▸ Task to complete
Return the listing below unchanged, minus its pictures.
-=-=-
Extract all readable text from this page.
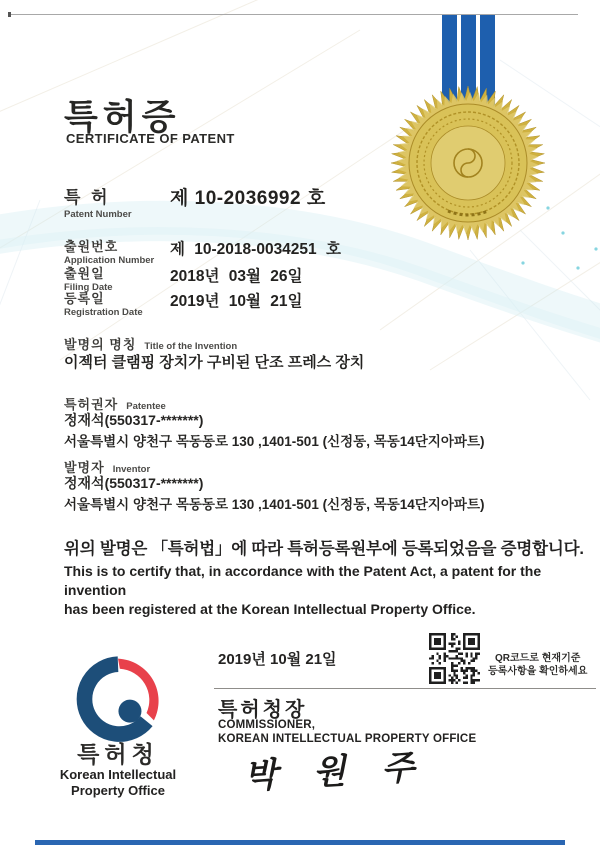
특허증
CERTIFICATE OF PATENT
특 허
Patent Number
제 10-2036992 호
출원번호
Application Number
제 10-2018-0034251 호
출원일
Filing Date
2018년 03월 26일
등록일
Registration Date
2019년 10월 21일
발명의 명칭 Title of the Invention
이젝터 클램핑 장치가 구비된 단조 프레스 장치
특허권자 Patentee
정재석(550317-*******)
서울특별시 양천구 목동동로 130 ,1401-501 (신정동, 목동14단지아파트)
발명자 Inventor
정재석(550317-*******)
서울특별시 양천구 목동동로 130 ,1401-501 (신정동, 목동14단지아파트)
위의 발명은 「특허법」에 따라 특허등록원부에 등록되었음을 증명합니다.
This is to certify that, in accordance with the Patent Act, a patent for the invention
has been registered at the Korean Intellectual Property Office.
2019년 10월 21일	QR코드로 현재기준
등록사항을 확인하세요
특허청장
COMMISSIONER,
KOREAN INTELLECTUAL PROPERTY OFFICE
박 원 주
특허청
Korean Intellectual
Property Office
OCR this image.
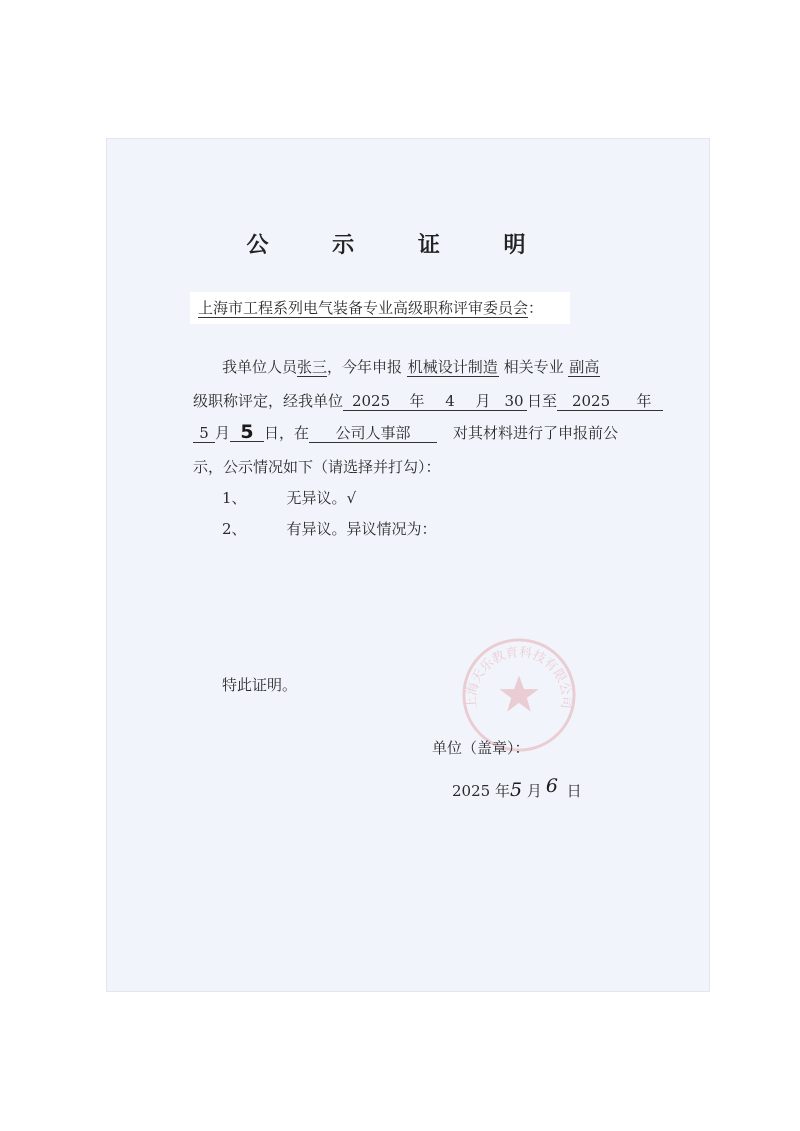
公 示 证 明
上海市工程系列电气装备专业高级职称评审委员会：
我单位人员张三，今年申报 机械设计制造 相关专业 副高
级职称评定，经我单位 2025 年 4 月 30 日至 2025 年
5 月 5 日，在 公司人事部	对其材料进行了申报前公
示，公示情况如下（请选择并打勾）：
1、	无异议。√
2、	有异议。异议情况为：
上海天乐教育科技有限公司
特此证明。
单位（盖章）：
2025 年5 月 6 日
-=-=-
▸ Reply
Extract all readable text from this page.
특허증
CERTIFICATE OF PATENT
특 허
Patent Number
제 10-2036992 호
출원번호
Application Number
제 10-2018-0034251 호
출원일
Filing Date
2018년 03월 26일
등록일
Registration Date
2019년 10월 21일
발명의 명칭 Title of the Invention
이젝터 클램핑 장치가 구비된 단조 프레스 장치
특허권자 Patentee
정재석(550317-*******)
서울특별시 양천구 목동동로 130 ,1401-501 (신정동, 목동14단지아파트)
발명자 Inventor
정재석(550317-*******)
서울특별시 양천구 목동동로 130 ,1401-501 (신정동, 목동14단지아파트)
위의 발명은 「특허법」에 따라 특허등록원부에 등록되었음을 증명합니다.
This is to certify that, in accordance with the Patent Act, a patent for the invention
has been registered at the Korean Intellectual Property Office.
2019년 10월 21일	QR코드로 현재기준
등록사항을 확인하세요
특허청장
COMMISSIONER,
KOREAN INTELLECTUAL PROPERTY OFFICE
박 원 주
특허청
Korean Intellectual
Property Office
OCR this image.
公 示 证 明
上海市工程系列电气装备专业高级职称评审委员会：
我单位人员张三，今年申报 机械设计制造 相关专业 副高
级职称评定，经我单位 2025 年 4 月 30 日至 2025 年
5 月 5 日，在 公司人事部	对其材料进行了申报前公
示，公示情况如下（请选择并打勾）：
1、	无异议。√
2、	有异议。异议情况为：
上海天乐教育科技有限公司
特此证明。
单位（盖章）：
2025 年5 月 6 日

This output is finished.